(Data records)
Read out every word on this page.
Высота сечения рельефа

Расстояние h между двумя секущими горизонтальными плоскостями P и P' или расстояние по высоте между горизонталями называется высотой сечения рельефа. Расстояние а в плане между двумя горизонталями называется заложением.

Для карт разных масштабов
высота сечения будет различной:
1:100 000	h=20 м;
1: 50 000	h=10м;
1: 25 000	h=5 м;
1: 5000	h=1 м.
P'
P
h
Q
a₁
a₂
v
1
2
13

*TASK INSTRUCTIONS:* Using the listing above, reproduce each line without omission.

*RESPONSE TO THIS EXERCISE:*
Read out every word on this page.
Высота сечения рельефа

Расстояние h между двумя секущими горизонтальными плоскостями P и P' или расстояние по высоте между горизонталями называется высотой сечения рельефа. Расстояние а в плане между двумя горизонталями называется заложением.

Для карт разных масштабов
высота сечения будет различной:
1:100 000	h=20 м;
1: 50 000	h=10м;
1: 25 000	h=5 м;
1: 5000	h=1 м.
P'
P
h
Q
a₁
a₂
v
1
2
13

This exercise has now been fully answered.